Written task
Only the lines from the line holding "Decode this image" to the last line should be output, each exactly as given.
═════ Records to process ═════
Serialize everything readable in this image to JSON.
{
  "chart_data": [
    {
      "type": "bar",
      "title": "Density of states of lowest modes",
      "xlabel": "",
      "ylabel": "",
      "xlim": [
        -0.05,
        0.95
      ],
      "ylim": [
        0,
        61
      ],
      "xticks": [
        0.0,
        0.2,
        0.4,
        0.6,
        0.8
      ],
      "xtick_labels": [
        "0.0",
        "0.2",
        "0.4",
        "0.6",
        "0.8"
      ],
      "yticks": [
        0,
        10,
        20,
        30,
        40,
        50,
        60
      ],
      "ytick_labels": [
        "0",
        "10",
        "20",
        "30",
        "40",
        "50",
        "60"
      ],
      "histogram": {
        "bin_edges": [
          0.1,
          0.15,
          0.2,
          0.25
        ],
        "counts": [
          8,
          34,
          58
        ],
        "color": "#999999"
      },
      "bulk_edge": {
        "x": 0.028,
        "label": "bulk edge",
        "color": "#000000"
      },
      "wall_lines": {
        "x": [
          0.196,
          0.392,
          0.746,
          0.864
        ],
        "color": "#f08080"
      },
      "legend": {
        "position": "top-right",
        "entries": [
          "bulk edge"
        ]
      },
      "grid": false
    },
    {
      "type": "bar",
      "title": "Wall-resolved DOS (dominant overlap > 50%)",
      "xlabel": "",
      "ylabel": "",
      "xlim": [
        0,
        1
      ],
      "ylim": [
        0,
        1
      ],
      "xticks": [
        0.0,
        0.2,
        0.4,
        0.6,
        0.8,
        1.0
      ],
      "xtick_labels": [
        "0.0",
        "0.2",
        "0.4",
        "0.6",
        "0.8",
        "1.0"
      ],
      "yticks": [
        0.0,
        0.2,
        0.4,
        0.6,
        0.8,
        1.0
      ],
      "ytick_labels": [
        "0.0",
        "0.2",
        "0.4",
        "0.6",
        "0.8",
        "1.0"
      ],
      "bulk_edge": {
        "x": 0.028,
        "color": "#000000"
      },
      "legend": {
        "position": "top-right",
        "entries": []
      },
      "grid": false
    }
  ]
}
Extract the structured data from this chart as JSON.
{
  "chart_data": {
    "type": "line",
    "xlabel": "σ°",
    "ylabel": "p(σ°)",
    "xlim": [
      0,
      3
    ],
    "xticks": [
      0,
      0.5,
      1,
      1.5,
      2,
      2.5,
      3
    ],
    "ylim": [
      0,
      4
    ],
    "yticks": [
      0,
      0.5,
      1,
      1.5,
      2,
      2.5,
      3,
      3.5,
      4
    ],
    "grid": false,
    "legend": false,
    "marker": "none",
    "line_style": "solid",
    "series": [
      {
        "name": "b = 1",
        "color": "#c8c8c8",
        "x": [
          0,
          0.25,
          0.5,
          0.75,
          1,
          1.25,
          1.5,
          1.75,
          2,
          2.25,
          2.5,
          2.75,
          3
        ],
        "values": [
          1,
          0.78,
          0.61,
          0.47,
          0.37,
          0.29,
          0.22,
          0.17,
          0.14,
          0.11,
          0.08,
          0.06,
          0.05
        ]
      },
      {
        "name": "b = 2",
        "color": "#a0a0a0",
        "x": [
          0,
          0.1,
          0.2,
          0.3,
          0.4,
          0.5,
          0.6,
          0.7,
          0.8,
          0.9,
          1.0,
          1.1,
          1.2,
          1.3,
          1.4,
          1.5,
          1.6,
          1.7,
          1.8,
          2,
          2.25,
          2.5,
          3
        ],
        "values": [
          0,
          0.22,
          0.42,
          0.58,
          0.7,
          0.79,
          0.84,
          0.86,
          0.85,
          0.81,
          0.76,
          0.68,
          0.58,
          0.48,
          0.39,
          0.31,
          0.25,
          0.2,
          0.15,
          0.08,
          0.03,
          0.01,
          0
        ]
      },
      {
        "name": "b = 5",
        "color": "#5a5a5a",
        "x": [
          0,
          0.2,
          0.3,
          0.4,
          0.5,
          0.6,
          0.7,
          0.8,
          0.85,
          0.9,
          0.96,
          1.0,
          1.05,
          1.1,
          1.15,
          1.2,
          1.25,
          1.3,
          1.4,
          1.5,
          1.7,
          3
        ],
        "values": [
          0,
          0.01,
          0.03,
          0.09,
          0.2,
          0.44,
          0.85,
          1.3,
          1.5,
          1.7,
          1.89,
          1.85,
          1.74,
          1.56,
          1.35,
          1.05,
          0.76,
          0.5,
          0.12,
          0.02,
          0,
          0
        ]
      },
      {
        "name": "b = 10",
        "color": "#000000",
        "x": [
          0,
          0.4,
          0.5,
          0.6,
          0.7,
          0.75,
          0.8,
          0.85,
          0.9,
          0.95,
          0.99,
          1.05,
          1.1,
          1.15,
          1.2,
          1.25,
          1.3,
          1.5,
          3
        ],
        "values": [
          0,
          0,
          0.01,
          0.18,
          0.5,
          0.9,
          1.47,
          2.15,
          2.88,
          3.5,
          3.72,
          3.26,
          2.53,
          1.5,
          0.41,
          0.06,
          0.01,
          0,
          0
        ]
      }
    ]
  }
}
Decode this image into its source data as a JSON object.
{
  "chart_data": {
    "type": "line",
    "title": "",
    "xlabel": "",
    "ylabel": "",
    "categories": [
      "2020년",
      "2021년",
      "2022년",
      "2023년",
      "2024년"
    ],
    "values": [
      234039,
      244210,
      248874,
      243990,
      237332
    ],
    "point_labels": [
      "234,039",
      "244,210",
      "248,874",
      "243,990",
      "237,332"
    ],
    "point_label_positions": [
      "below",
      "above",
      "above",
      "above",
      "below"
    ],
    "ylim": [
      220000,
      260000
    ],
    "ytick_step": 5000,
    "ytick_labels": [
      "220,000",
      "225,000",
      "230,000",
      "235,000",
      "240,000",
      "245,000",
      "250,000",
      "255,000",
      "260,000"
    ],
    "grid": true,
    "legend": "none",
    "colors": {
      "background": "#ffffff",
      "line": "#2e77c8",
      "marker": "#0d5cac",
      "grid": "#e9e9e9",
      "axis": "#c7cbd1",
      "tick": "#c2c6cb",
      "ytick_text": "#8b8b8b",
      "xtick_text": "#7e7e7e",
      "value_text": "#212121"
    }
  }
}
═════
Reply
Decode this image into its source data as a JSON object.
{
  "chart_data": {
    "type": "line",
    "title": "",
    "xlabel": "",
    "ylabel": "",
    "categories": [
      "2020년",
      "2021년",
      "2022년",
      "2023년",
      "2024년"
    ],
    "values": [
      234039,
      244210,
      248874,
      243990,
      237332
    ],
    "point_labels": [
      "234,039",
      "244,210",
      "248,874",
      "243,990",
      "237,332"
    ],
    "point_label_positions": [
      "below",
      "above",
      "above",
      "above",
      "below"
    ],
    "ylim": [
      220000,
      260000
    ],
    "ytick_step": 5000,
    "ytick_labels": [
      "220,000",
      "225,000",
      "230,000",
      "235,000",
      "240,000",
      "245,000",
      "250,000",
      "255,000",
      "260,000"
    ],
    "grid": true,
    "legend": "none",
    "colors": {
      "background": "#ffffff",
      "line": "#2e77c8",
      "marker": "#0d5cac",
      "grid": "#e9e9e9",
      "axis": "#c7cbd1",
      "tick": "#c2c6cb",
      "ytick_text": "#8b8b8b",
      "xtick_text": "#7e7e7e",
      "value_text": "#212121"
    }
  }
}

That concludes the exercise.